**Provided data:**

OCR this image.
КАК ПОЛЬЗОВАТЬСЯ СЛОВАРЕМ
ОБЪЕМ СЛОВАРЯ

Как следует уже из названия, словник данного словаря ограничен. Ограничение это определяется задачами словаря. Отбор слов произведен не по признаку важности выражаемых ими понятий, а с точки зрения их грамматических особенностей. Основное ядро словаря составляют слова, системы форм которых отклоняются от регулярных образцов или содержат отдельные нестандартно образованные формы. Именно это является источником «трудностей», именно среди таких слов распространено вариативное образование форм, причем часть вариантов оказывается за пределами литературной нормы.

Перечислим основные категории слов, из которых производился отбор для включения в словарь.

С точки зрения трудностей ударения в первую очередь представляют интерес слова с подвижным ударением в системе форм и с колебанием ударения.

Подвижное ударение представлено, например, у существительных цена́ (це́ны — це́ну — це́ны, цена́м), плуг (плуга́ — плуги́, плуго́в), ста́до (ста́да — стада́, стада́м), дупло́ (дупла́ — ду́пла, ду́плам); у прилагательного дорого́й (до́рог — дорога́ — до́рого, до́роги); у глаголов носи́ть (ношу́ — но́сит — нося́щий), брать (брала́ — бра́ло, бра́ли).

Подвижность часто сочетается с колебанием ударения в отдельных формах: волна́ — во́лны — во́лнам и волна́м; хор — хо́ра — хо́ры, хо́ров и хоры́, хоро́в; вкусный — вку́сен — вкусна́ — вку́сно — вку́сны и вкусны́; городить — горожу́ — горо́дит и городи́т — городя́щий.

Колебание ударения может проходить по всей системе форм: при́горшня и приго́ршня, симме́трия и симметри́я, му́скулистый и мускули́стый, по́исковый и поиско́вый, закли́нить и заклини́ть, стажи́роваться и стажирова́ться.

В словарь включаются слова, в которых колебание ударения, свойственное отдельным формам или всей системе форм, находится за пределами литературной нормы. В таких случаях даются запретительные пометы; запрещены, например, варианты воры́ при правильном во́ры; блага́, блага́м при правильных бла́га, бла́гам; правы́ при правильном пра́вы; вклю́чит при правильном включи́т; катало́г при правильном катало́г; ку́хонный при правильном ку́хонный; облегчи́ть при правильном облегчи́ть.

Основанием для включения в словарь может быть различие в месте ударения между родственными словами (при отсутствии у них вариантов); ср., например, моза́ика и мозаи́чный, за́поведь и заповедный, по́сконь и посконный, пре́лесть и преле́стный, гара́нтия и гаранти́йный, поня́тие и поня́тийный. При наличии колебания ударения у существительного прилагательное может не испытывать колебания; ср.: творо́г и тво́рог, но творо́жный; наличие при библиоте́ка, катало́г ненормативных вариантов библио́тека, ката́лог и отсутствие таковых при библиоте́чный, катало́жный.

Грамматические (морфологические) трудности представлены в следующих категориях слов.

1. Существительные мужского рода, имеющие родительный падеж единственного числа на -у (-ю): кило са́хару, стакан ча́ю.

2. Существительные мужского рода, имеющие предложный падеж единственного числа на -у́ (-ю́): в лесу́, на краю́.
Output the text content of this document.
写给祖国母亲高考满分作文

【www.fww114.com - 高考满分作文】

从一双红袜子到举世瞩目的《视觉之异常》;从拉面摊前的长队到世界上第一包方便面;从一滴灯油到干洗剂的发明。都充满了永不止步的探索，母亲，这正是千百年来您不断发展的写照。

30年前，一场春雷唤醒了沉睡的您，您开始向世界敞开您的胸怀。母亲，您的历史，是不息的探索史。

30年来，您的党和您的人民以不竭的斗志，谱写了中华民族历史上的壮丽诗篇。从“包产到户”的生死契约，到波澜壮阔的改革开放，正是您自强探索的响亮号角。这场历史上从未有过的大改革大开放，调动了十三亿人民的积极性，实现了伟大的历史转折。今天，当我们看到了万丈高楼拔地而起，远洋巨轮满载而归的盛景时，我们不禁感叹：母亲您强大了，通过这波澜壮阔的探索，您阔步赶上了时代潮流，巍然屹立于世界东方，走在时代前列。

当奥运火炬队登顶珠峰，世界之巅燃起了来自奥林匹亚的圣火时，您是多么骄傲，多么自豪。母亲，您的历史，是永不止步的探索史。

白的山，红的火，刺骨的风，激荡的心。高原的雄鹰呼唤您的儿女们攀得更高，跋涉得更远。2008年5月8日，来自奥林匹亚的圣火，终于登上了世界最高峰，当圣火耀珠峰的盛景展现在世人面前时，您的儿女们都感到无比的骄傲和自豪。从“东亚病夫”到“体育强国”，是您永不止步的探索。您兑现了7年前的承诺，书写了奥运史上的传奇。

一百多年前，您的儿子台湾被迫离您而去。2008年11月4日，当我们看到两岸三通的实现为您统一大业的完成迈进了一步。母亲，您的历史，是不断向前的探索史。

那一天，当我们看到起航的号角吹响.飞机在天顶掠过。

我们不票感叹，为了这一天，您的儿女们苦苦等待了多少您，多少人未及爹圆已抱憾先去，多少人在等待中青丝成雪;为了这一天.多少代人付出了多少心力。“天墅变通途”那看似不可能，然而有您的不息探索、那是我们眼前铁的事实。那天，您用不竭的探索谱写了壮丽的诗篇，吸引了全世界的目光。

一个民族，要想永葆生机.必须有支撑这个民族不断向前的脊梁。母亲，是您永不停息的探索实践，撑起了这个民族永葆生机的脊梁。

**The request:** From the listing above, copy out each line where the word "падеж" appears.

**Answer to the problem:**
1. Существительные мужского рода, имеющие родительный падеж единственного числа на -у (-ю): кило са́хару, стакан ча́ю.
2. Существительные мужского рода, имеющие предложный падеж единственного числа на -у́ (-ю́): в лесу́, на краю́.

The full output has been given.